[Stored data]
------------------------------------------------------------

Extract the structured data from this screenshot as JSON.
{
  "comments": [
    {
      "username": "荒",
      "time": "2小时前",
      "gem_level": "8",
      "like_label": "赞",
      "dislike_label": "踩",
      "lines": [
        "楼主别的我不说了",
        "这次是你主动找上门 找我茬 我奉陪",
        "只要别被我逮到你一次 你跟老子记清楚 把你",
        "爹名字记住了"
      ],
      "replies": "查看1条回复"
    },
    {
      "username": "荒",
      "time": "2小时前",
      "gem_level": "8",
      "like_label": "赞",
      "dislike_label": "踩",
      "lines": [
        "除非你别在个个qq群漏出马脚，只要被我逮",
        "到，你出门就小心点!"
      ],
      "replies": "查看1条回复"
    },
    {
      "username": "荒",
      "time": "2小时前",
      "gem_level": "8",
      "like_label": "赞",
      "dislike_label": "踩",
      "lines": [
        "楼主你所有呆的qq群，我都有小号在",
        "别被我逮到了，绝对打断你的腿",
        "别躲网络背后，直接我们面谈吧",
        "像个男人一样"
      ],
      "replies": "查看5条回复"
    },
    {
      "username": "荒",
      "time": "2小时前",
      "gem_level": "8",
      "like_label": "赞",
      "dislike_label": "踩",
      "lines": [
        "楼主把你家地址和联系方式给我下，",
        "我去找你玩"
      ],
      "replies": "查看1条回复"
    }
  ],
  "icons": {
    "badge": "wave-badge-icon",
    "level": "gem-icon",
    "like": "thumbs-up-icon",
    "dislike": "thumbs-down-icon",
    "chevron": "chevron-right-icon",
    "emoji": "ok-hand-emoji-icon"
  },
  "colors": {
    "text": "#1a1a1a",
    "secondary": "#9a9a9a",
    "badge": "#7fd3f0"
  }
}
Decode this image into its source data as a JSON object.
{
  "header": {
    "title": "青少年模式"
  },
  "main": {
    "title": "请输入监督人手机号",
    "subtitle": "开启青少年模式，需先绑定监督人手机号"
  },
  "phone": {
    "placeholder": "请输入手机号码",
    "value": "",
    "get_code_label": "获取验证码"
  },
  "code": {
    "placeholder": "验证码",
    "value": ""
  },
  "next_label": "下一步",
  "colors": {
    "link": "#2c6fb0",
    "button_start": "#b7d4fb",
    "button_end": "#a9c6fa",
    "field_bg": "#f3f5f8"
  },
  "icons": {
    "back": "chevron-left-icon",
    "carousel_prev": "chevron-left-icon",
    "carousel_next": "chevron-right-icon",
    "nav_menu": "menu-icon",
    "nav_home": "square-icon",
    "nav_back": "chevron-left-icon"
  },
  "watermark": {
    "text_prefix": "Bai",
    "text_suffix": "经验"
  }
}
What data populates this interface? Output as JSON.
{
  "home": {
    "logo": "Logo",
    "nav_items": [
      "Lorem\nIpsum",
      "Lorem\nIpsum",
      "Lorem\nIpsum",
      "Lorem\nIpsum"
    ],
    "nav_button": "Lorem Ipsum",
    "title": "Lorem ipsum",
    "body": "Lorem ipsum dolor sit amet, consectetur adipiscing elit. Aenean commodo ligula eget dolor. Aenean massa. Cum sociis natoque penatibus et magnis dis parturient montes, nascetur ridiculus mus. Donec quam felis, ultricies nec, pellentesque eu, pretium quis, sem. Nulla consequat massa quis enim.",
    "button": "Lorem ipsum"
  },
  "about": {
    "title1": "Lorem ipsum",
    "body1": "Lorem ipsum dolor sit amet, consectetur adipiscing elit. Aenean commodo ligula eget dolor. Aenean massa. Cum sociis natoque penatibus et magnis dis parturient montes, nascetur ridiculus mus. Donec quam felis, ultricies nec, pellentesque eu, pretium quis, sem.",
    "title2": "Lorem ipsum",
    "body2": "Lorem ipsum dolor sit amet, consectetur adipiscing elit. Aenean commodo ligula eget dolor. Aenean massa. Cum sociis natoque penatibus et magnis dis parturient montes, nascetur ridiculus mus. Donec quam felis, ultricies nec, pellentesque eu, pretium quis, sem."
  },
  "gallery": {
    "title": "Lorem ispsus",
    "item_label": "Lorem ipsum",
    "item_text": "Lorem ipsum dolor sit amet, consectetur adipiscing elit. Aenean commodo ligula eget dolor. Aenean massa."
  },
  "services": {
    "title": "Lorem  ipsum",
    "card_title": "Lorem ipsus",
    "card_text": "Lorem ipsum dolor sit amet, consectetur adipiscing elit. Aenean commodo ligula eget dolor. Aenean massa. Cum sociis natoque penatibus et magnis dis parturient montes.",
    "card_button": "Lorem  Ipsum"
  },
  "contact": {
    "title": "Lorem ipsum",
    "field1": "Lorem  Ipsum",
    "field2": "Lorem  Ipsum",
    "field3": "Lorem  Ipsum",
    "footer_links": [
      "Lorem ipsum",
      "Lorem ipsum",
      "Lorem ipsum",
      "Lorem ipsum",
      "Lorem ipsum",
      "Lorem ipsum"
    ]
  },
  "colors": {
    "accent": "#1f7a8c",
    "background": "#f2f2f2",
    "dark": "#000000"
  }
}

------------------------------------------------------------

- Requirement:
Copy each line of the records that contains the word "ultricies".

- Answer in full:
    "body": "Lorem ipsum dolor sit amet, consectetur adipiscing elit. Aenean commodo ligula eget dolor. Aenean massa. Cum sociis natoque penatibus et magnis dis parturient montes, nascetur ridiculus mus. Donec quam felis, ultricies nec, pellentesque eu, pretium quis, sem. Nulla consequat massa quis enim.",
    "body1": "Lorem ipsum dolor sit amet, consectetur adipiscing elit. Aenean commodo ligula eget dolor. Aenean massa. Cum sociis natoque penatibus et magnis dis parturient montes, nascetur ridiculus mus. Donec quam felis, ultricies nec, pellentesque eu, pretium quis, sem.",
    "body2": "Lorem ipsum dolor sit amet, consectetur adipiscing elit. Aenean commodo ligula eget dolor. Aenean massa. Cum sociis natoque penatibus et magnis dis parturient montes, nascetur ridiculus mus. Donec quam felis, ultricies nec, pellentesque eu, pretium quis, sem."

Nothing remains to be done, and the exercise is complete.